— 要件 —
原典の「この話のように、藤田氏は先見性のある経営者として知られています。」という一文を英語に訳してください。

— 原典 —
★ ★ ★

日本マクドナルドの創業者・藤田田(ふじたでん)氏の経営哲学を振り返ります。
その合理的な考え方は、今もなお、中小企業の経営に役立つもので、一読の価値があります。
説明のポイント
- 日本マクドナルドを成功に導いた名経営者・藤田田氏
- ベンチャースピリットの経営哲学を学べる好著
- その思想は時間を経過しても色あせていない
藤田田氏について
藤田田氏は1926年に生まれ、輸入商社「藤田商店」を経営し、「日本マクドナルド」「日本トイザらス」を創業して成功に導き、2004年に死去した実業家です。
よく知られている逸話としては、若かりしころの孫正義氏が藤田氏にアドバイスを仰いだという話が有名です。アドバイスを求める孫氏に対して、藤田氏は、コンピューターを学ぶように助言したということです。
孫氏はその後、コンピューターソフトの流通を手がけるソフトバンクを起業し、いまでは日本有数の大企業に成長しています。
この話のように、藤田氏は先見性のある経営者として知られています。
目を見張るその先見性
藤田氏の著書はいくつかありますが、読みやすいのは『勝てば官軍』(1996年)ですので、この本から同氏の経営哲学を考えます。
この著書『勝てば官軍』も20年前(1996年)に書かれたとは思えない、先見性のある予想が随所に見られます。いくつか挙げてみましょう。
- 消費者の欲しがらないものを作っているとして、製造業の衰退を予想している
- 金などコモディティを貯めることを提言している
- アジアにおける日本の地位の低下、中国・韓国の台頭を予想している
- 「頭の代わりをやる」企業の多数出現と、株価の高騰を予想している
ひとつひとつの内容は、確かに当時においてそのような分析があったのでしょう。
しかし、これらの予測を1996年の時点ですべて明言したわけですから、恐ろしいほどの的中率と言えます。
電機メーカーの凋落、コモディティの高騰、中国の台頭、グーグルというネット支配者の出現……いずれも後日すべて実現したことです。
中小企業に役立つ経営哲学
藤田氏の持つ先見性は、独自の経営哲学に裏打ちされた面があります。
その経営哲学に対する読み方は、読者のおかれている立場によって異なる面もあるでしょう。ここでは、中小企業に関わる立場として、役立つ考え方を著書から採りあげます。
1.数字に慣れること
まず藤田氏は、数字に慣れることの重要性を強調しています。

★ ★ ★

— 提示資料 —
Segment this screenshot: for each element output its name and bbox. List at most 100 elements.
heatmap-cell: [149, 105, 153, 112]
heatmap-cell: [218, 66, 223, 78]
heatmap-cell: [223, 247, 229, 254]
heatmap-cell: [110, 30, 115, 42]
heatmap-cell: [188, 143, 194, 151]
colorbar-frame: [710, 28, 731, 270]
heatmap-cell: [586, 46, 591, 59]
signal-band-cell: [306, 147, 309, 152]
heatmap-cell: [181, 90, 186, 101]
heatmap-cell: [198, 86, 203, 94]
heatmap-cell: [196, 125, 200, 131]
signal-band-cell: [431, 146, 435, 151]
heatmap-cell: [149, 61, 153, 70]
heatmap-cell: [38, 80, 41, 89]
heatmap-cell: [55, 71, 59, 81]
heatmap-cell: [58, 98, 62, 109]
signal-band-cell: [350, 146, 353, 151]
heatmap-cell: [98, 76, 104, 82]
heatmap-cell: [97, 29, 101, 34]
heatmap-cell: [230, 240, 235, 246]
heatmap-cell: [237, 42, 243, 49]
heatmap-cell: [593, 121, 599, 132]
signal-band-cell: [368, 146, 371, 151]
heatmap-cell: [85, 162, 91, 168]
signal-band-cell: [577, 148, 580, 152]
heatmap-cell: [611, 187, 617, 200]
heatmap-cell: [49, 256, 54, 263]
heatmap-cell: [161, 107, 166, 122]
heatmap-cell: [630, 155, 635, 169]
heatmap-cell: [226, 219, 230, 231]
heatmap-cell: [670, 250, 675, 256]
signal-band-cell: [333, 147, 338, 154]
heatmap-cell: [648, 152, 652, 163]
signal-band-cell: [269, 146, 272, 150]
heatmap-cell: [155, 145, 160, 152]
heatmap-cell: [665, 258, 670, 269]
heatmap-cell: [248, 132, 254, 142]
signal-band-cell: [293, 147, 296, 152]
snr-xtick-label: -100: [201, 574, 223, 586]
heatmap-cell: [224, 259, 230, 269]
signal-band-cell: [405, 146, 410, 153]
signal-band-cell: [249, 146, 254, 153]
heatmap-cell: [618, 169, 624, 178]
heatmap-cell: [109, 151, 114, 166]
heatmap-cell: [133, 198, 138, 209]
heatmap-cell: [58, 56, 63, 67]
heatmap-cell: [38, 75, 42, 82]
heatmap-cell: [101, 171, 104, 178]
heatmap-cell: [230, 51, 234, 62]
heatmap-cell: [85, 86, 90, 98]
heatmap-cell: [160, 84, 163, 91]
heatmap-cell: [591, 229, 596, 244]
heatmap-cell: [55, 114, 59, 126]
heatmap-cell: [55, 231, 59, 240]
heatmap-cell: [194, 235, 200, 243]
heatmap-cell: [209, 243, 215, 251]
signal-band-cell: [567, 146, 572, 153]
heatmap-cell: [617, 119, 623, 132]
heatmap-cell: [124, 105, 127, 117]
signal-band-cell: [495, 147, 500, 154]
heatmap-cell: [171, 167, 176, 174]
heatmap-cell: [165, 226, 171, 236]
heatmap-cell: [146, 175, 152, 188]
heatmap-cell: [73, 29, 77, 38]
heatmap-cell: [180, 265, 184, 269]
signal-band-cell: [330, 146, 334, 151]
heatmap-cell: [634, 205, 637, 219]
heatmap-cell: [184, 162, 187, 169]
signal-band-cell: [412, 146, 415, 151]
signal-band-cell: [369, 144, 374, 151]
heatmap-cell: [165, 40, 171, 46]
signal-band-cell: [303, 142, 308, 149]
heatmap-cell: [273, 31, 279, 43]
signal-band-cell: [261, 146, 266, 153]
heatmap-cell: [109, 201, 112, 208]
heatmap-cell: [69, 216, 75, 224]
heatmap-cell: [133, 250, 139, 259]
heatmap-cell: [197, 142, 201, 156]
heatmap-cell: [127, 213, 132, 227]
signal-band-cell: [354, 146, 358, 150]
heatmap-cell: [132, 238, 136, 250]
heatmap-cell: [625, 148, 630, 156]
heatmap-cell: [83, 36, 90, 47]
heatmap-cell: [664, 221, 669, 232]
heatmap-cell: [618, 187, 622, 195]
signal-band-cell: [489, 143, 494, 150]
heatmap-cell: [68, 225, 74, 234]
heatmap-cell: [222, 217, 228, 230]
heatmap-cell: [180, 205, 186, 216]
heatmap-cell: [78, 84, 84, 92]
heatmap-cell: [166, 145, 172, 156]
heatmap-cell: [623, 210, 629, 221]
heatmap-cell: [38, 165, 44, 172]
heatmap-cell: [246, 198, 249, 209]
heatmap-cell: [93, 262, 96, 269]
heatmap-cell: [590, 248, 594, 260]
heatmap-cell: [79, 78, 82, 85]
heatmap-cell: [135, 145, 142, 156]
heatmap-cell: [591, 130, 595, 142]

★ ★ ★

— 解答欄 —
As this story shows, Fujita is known as a business leader with foresight.